Exercise data –
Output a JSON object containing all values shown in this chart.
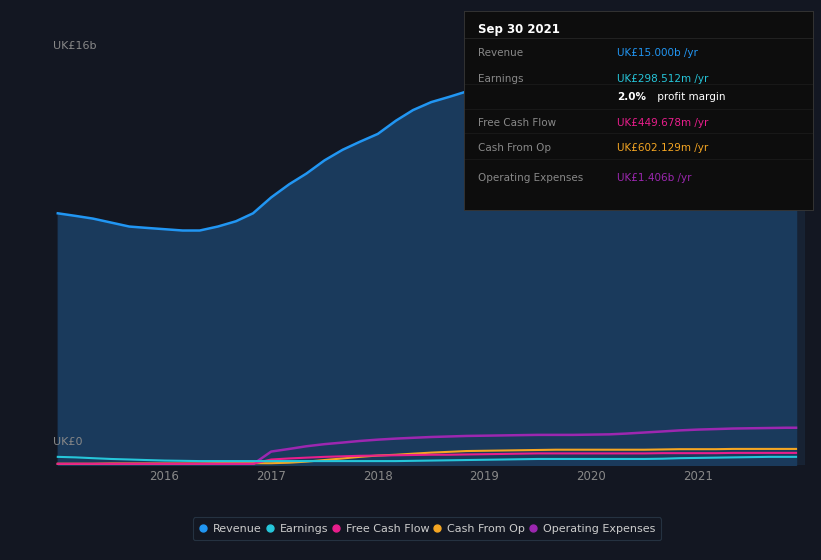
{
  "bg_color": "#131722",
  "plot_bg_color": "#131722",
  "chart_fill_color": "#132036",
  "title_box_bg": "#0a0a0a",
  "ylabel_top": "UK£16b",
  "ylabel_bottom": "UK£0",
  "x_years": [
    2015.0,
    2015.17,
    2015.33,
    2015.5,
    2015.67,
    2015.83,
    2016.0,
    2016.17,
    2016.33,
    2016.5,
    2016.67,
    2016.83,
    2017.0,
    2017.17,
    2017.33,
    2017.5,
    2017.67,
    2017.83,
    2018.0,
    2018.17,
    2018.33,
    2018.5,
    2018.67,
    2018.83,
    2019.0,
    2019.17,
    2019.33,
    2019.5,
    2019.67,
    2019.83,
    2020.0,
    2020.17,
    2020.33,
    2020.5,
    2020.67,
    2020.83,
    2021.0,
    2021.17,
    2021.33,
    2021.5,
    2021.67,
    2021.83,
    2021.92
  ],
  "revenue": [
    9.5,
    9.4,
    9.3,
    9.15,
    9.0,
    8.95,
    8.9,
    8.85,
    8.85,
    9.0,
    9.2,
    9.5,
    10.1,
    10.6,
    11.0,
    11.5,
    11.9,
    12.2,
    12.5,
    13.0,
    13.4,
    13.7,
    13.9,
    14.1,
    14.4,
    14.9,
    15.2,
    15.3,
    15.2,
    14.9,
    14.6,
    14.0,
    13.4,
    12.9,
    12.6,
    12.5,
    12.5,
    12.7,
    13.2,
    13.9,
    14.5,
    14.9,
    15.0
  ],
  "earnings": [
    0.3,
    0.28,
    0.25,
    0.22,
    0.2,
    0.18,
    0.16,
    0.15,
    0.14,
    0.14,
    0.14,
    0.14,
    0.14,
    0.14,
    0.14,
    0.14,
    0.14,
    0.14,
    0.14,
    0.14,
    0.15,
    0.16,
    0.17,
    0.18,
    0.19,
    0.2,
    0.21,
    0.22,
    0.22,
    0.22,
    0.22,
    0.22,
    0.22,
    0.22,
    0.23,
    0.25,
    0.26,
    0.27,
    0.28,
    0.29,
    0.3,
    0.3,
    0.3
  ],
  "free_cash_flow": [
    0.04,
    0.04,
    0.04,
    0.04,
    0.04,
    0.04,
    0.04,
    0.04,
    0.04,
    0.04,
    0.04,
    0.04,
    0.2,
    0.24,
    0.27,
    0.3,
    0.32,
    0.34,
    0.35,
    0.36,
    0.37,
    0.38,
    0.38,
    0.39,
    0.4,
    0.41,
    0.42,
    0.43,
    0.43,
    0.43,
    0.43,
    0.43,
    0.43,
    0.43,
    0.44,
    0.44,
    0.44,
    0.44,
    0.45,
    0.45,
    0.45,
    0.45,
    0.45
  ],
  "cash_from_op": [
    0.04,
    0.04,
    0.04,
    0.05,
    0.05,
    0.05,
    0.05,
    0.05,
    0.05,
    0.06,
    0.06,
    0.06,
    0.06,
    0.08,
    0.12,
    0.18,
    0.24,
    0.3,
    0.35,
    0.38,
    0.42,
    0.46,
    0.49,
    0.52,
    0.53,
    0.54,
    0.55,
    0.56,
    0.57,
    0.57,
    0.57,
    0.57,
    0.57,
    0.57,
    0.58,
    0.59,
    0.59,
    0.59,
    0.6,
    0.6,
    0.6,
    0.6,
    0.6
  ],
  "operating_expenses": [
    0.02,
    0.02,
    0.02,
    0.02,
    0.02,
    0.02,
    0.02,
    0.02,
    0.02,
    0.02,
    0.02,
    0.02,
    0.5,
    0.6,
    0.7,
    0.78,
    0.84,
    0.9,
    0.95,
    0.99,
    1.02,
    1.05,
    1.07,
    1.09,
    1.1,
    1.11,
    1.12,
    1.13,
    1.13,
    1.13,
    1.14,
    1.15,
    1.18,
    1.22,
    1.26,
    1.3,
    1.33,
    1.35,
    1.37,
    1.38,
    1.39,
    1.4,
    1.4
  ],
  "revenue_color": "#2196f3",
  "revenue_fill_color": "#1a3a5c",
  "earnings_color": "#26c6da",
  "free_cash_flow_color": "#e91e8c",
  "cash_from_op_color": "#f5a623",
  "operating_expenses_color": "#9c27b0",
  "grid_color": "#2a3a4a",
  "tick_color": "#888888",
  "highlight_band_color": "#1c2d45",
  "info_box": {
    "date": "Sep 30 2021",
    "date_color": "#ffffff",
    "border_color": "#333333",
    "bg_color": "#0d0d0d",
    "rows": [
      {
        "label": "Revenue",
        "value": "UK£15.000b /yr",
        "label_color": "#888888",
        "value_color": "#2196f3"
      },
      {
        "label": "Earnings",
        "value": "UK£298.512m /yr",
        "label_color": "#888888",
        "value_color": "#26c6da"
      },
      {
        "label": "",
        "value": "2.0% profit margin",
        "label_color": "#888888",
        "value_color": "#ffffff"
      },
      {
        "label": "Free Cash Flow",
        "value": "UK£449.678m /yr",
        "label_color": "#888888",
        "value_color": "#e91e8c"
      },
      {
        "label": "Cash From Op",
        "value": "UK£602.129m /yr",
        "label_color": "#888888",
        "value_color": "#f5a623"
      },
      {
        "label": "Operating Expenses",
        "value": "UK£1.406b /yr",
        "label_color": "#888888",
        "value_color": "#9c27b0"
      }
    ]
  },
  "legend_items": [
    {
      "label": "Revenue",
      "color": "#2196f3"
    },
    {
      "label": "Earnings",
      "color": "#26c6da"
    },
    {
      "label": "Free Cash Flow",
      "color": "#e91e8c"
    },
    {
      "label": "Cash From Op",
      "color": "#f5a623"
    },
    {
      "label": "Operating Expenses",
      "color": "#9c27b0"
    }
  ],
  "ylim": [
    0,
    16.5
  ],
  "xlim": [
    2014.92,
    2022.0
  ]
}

Requirement – Give back every line exactly as it stands, pictures excluded.

Result of this task –
Output a JSON object containing all values shown in this chart.
{
  "bg_color": "#131722",
  "plot_bg_color": "#131722",
  "chart_fill_color": "#132036",
  "title_box_bg": "#0a0a0a",
  "ylabel_top": "UK£16b",
  "ylabel_bottom": "UK£0",
  "x_years": [
    2015.0,
    2015.17,
    2015.33,
    2015.5,
    2015.67,
    2015.83,
    2016.0,
    2016.17,
    2016.33,
    2016.5,
    2016.67,
    2016.83,
    2017.0,
    2017.17,
    2017.33,
    2017.5,
    2017.67,
    2017.83,
    2018.0,
    2018.17,
    2018.33,
    2018.5,
    2018.67,
    2018.83,
    2019.0,
    2019.17,
    2019.33,
    2019.5,
    2019.67,
    2019.83,
    2020.0,
    2020.17,
    2020.33,
    2020.5,
    2020.67,
    2020.83,
    2021.0,
    2021.17,
    2021.33,
    2021.5,
    2021.67,
    2021.83,
    2021.92
  ],
  "revenue": [
    9.5,
    9.4,
    9.3,
    9.15,
    9.0,
    8.95,
    8.9,
    8.85,
    8.85,
    9.0,
    9.2,
    9.5,
    10.1,
    10.6,
    11.0,
    11.5,
    11.9,
    12.2,
    12.5,
    13.0,
    13.4,
    13.7,
    13.9,
    14.1,
    14.4,
    14.9,
    15.2,
    15.3,
    15.2,
    14.9,
    14.6,
    14.0,
    13.4,
    12.9,
    12.6,
    12.5,
    12.5,
    12.7,
    13.2,
    13.9,
    14.5,
    14.9,
    15.0
  ],
  "earnings": [
    0.3,
    0.28,
    0.25,
    0.22,
    0.2,
    0.18,
    0.16,
    0.15,
    0.14,
    0.14,
    0.14,
    0.14,
    0.14,
    0.14,
    0.14,
    0.14,
    0.14,
    0.14,
    0.14,
    0.14,
    0.15,
    0.16,
    0.17,
    0.18,
    0.19,
    0.2,
    0.21,
    0.22,
    0.22,
    0.22,
    0.22,
    0.22,
    0.22,
    0.22,
    0.23,
    0.25,
    0.26,
    0.27,
    0.28,
    0.29,
    0.3,
    0.3,
    0.3
  ],
  "free_cash_flow": [
    0.04,
    0.04,
    0.04,
    0.04,
    0.04,
    0.04,
    0.04,
    0.04,
    0.04,
    0.04,
    0.04,
    0.04,
    0.2,
    0.24,
    0.27,
    0.3,
    0.32,
    0.34,
    0.35,
    0.36,
    0.37,
    0.38,
    0.38,
    0.39,
    0.4,
    0.41,
    0.42,
    0.43,
    0.43,
    0.43,
    0.43,
    0.43,
    0.43,
    0.43,
    0.44,
    0.44,
    0.44,
    0.44,
    0.45,
    0.45,
    0.45,
    0.45,
    0.45
  ],
  "cash_from_op": [
    0.04,
    0.04,
    0.04,
    0.05,
    0.05,
    0.05,
    0.05,
    0.05,
    0.05,
    0.06,
    0.06,
    0.06,
    0.06,
    0.08,
    0.12,
    0.18,
    0.24,
    0.3,
    0.35,
    0.38,
    0.42,
    0.46,
    0.49,
    0.52,
    0.53,
    0.54,
    0.55,
    0.56,
    0.57,
    0.57,
    0.57,
    0.57,
    0.57,
    0.57,
    0.58,
    0.59,
    0.59,
    0.59,
    0.6,
    0.6,
    0.6,
    0.6,
    0.6
  ],
  "operating_expenses": [
    0.02,
    0.02,
    0.02,
    0.02,
    0.02,
    0.02,
    0.02,
    0.02,
    0.02,
    0.02,
    0.02,
    0.02,
    0.5,
    0.6,
    0.7,
    0.78,
    0.84,
    0.9,
    0.95,
    0.99,
    1.02,
    1.05,
    1.07,
    1.09,
    1.1,
    1.11,
    1.12,
    1.13,
    1.13,
    1.13,
    1.14,
    1.15,
    1.18,
    1.22,
    1.26,
    1.3,
    1.33,
    1.35,
    1.37,
    1.38,
    1.39,
    1.4,
    1.4
  ],
  "revenue_color": "#2196f3",
  "revenue_fill_color": "#1a3a5c",
  "earnings_color": "#26c6da",
  "free_cash_flow_color": "#e91e8c",
  "cash_from_op_color": "#f5a623",
  "operating_expenses_color": "#9c27b0",
  "grid_color": "#2a3a4a",
  "tick_color": "#888888",
  "highlight_band_color": "#1c2d45",
  "info_box": {
    "date": "Sep 30 2021",
    "date_color": "#ffffff",
    "border_color": "#333333",
    "bg_color": "#0d0d0d",
    "rows": [
      {
        "label": "Revenue",
        "value": "UK£15.000b /yr",
        "label_color": "#888888",
        "value_color": "#2196f3"
      },
      {
        "label": "Earnings",
        "value": "UK£298.512m /yr",
        "label_color": "#888888",
        "value_color": "#26c6da"
      },
      {
        "label": "",
        "value": "2.0% profit margin",
        "label_color": "#888888",
        "value_color": "#ffffff"
      },
      {
        "label": "Free Cash Flow",
        "value": "UK£449.678m /yr",
        "label_color": "#888888",
        "value_color": "#e91e8c"
      },
      {
        "label": "Cash From Op",
        "value": "UK£602.129m /yr",
        "label_color": "#888888",
        "value_color": "#f5a623"
      },
      {
        "label": "Operating Expenses",
        "value": "UK£1.406b /yr",
        "label_color": "#888888",
        "value_color": "#9c27b0"
      }
    ]
  },
  "legend_items": [
    {
      "label": "Revenue",
      "color": "#2196f3"
    },
    {
      "label": "Earnings",
      "color": "#26c6da"
    },
    {
      "label": "Free Cash Flow",
      "color": "#e91e8c"
    },
    {
      "label": "Cash From Op",
      "color": "#f5a623"
    },
    {
      "label": "Operating Expenses",
      "color": "#9c27b0"
    }
  ],
  "ylim": [
    0,
    16.5
  ],
  "xlim": [
    2014.92,
    2022.0
  ]
}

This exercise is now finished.